##### THE RECORDS

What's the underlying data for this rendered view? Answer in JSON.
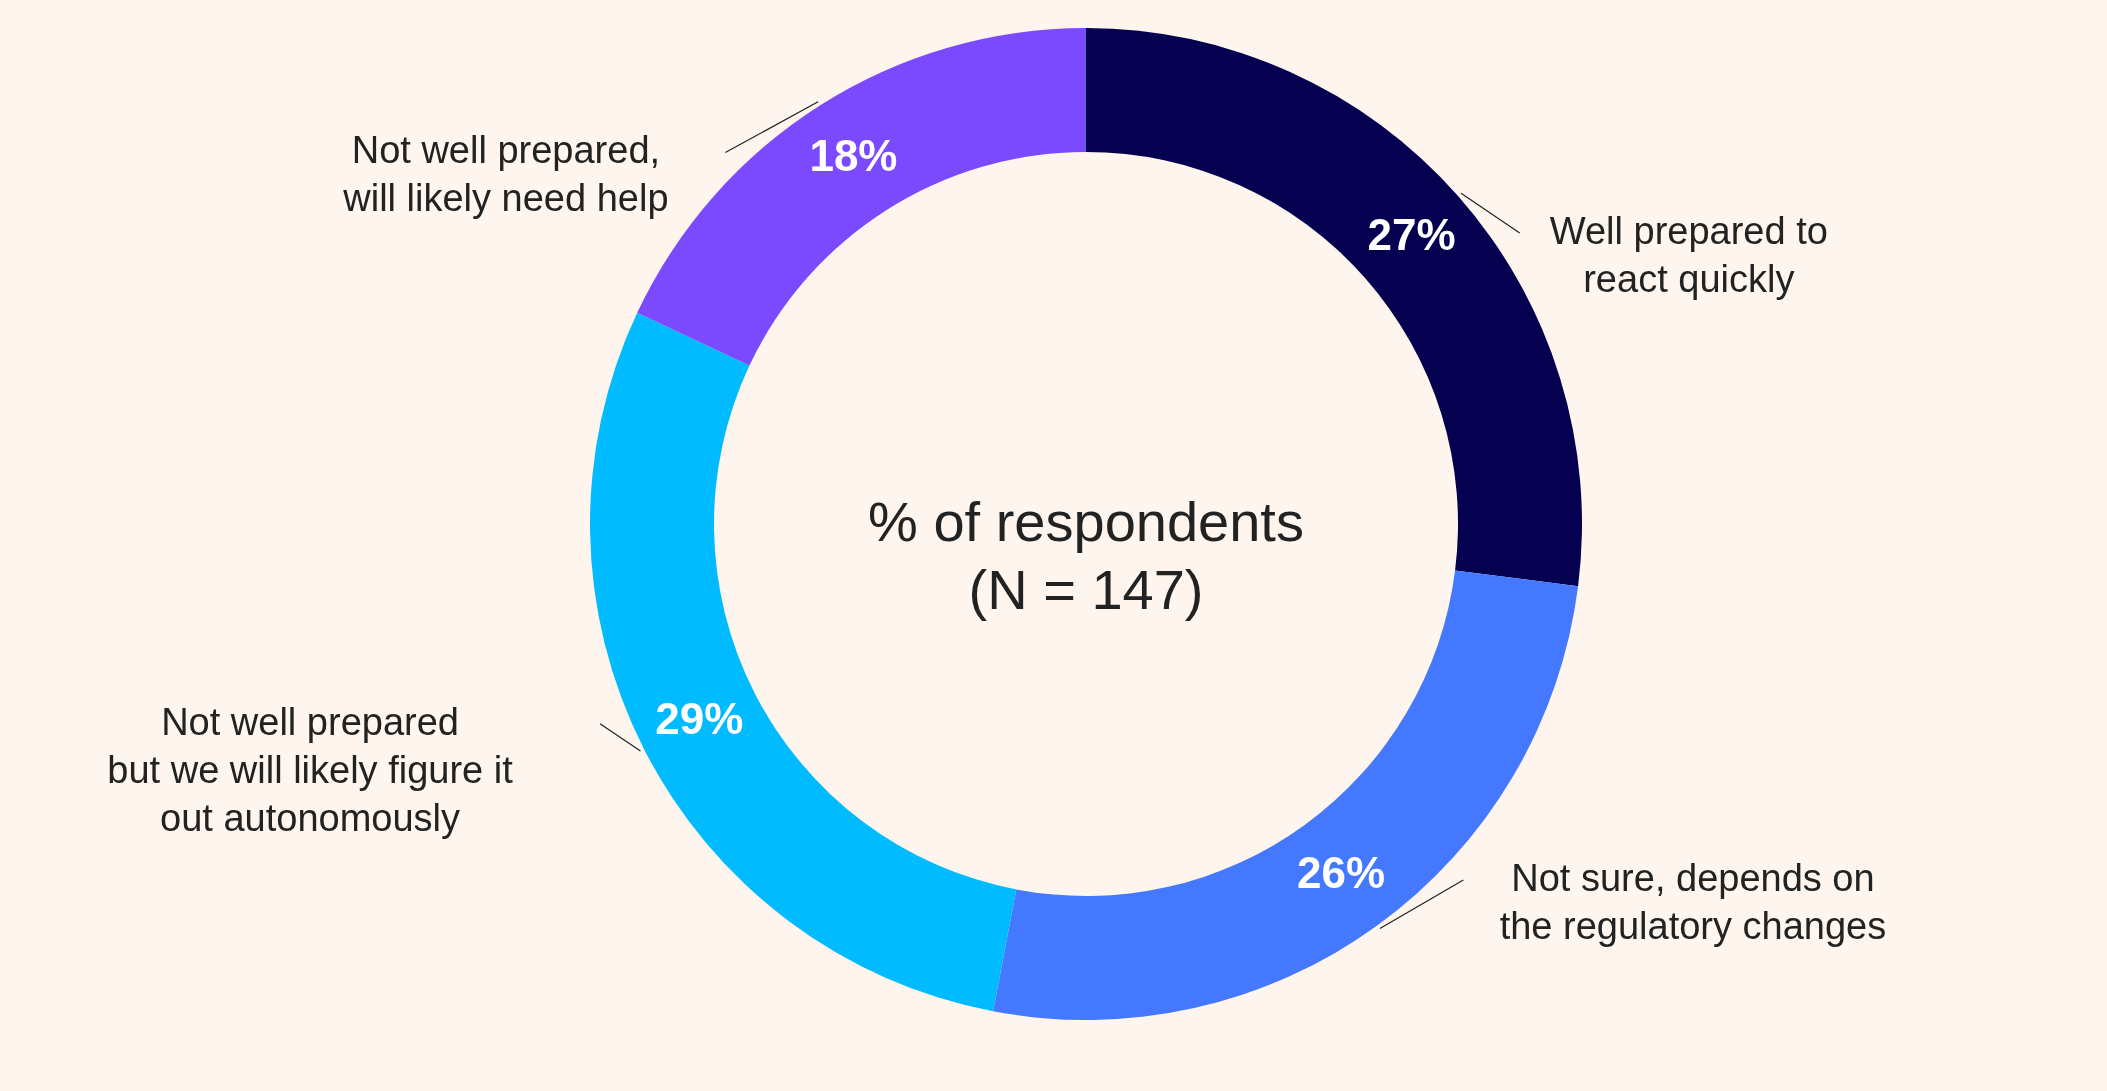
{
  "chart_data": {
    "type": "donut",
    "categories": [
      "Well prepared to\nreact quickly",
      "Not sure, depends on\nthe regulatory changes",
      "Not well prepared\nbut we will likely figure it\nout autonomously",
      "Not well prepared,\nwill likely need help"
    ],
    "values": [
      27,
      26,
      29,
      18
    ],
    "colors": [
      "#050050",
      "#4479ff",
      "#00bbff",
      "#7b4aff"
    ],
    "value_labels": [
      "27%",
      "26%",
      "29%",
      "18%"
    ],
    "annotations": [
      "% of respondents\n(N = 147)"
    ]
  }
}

##########

- GIVEN PROBLEM -
Copy the material exactly. Do not include the pictures.

- WORKED ANSWER -
What's the underlying data for this rendered view? Answer in JSON.
{
  "chart_data": {
    "type": "donut",
    "categories": [
      "Well prepared to\nreact quickly",
      "Not sure, depends on\nthe regulatory changes",
      "Not well prepared\nbut we will likely figure it\nout autonomously",
      "Not well prepared,\nwill likely need help"
    ],
    "values": [
      27,
      26,
      29,
      18
    ],
    "colors": [
      "#050050",
      "#4479ff",
      "#00bbff",
      "#7b4aff"
    ],
    "value_labels": [
      "27%",
      "26%",
      "29%",
      "18%"
    ],
    "annotations": [
      "% of respondents\n(N = 147)"
    ]
  }
}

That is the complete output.